AIM OF THE TASK:
Output each line of the material exactly as it stands.

Excerpts from a figure dataset:

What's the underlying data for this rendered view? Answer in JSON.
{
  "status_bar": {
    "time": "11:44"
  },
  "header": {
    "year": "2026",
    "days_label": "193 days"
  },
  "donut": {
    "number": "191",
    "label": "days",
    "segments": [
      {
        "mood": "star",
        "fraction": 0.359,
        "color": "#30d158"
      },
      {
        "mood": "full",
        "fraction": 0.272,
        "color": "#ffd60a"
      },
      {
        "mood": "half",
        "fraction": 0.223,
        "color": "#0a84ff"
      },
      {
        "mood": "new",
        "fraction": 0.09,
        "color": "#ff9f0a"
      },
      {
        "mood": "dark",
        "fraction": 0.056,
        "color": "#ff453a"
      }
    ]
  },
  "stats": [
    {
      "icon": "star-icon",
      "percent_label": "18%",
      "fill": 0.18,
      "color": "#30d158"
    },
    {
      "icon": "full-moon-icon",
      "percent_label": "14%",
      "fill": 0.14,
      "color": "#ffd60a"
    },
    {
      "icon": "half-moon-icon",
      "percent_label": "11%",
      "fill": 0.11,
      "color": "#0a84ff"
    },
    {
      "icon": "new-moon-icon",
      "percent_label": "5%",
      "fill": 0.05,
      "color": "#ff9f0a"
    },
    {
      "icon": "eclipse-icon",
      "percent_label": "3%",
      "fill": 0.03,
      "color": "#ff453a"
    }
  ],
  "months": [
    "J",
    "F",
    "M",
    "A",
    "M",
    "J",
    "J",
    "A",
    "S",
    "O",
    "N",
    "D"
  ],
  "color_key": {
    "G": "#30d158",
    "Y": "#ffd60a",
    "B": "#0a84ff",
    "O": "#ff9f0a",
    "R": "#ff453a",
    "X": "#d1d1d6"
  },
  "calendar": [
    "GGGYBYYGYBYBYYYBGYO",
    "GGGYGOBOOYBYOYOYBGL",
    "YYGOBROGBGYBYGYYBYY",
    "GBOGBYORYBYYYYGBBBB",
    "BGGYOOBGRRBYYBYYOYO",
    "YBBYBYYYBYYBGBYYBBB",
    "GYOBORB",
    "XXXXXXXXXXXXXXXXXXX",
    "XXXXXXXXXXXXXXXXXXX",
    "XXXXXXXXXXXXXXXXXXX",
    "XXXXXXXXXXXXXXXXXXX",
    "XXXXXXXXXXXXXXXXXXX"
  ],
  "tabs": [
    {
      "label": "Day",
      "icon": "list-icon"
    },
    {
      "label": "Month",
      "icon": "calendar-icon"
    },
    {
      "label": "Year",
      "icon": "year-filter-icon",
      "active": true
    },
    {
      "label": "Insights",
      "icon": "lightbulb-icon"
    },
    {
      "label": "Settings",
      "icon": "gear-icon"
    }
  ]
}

COMPLETED EXERCISE:
What's the underlying data for this rendered view? Answer in JSON.
{
  "status_bar": {
    "time": "11:44"
  },
  "header": {
    "year": "2026",
    "days_label": "193 days"
  },
  "donut": {
    "number": "191",
    "label": "days",
    "segments": [
      {
        "mood": "star",
        "fraction": 0.359,
        "color": "#30d158"
      },
      {
        "mood": "full",
        "fraction": 0.272,
        "color": "#ffd60a"
      },
      {
        "mood": "half",
        "fraction": 0.223,
        "color": "#0a84ff"
      },
      {
        "mood": "new",
        "fraction": 0.09,
        "color": "#ff9f0a"
      },
      {
        "mood": "dark",
        "fraction": 0.056,
        "color": "#ff453a"
      }
    ]
  },
  "stats": [
    {
      "icon": "star-icon",
      "percent_label": "18%",
      "fill": 0.18,
      "color": "#30d158"
    },
    {
      "icon": "full-moon-icon",
      "percent_label": "14%",
      "fill": 0.14,
      "color": "#ffd60a"
    },
    {
      "icon": "half-moon-icon",
      "percent_label": "11%",
      "fill": 0.11,
      "color": "#0a84ff"
    },
    {
      "icon": "new-moon-icon",
      "percent_label": "5%",
      "fill": 0.05,
      "color": "#ff9f0a"
    },
    {
      "icon": "eclipse-icon",
      "percent_label": "3%",
      "fill": 0.03,
      "color": "#ff453a"
    }
  ],
  "months": [
    "J",
    "F",
    "M",
    "A",
    "M",
    "J",
    "J",
    "A",
    "S",
    "O",
    "N",
    "D"
  ],
  "color_key": {
    "G": "#30d158",
    "Y": "#ffd60a",
    "B": "#0a84ff",
    "O": "#ff9f0a",
    "R": "#ff453a",
    "X": "#d1d1d6"
  },
  "calendar": [
    "GGGYBYYGYBYBYYYBGYO",
    "GGGYGOBOOYBYOYOYBGL",
    "YYGOBROGBGYBYGYYBYY",
    "GBOGBYORYBYYYYGBBBB",
    "BGGYOOBGRRBYYBYYOYO",
    "YBBYBYYYBYYBGBYYBBB",
    "GYOBORB",
    "XXXXXXXXXXXXXXXXXXX",
    "XXXXXXXXXXXXXXXXXXX",
    "XXXXXXXXXXXXXXXXXXX",
    "XXXXXXXXXXXXXXXXXXX",
    "XXXXXXXXXXXXXXXXXXX"
  ],
  "tabs": [
    {
      "label": "Day",
      "icon": "list-icon"
    },
    {
      "label": "Month",
      "icon": "calendar-icon"
    },
    {
      "label": "Year",
      "icon": "year-filter-icon",
      "active": true
    },
    {
      "label": "Insights",
      "icon": "lightbulb-icon"
    },
    {
      "label": "Settings",
      "icon": "gear-icon"
    }
  ]
}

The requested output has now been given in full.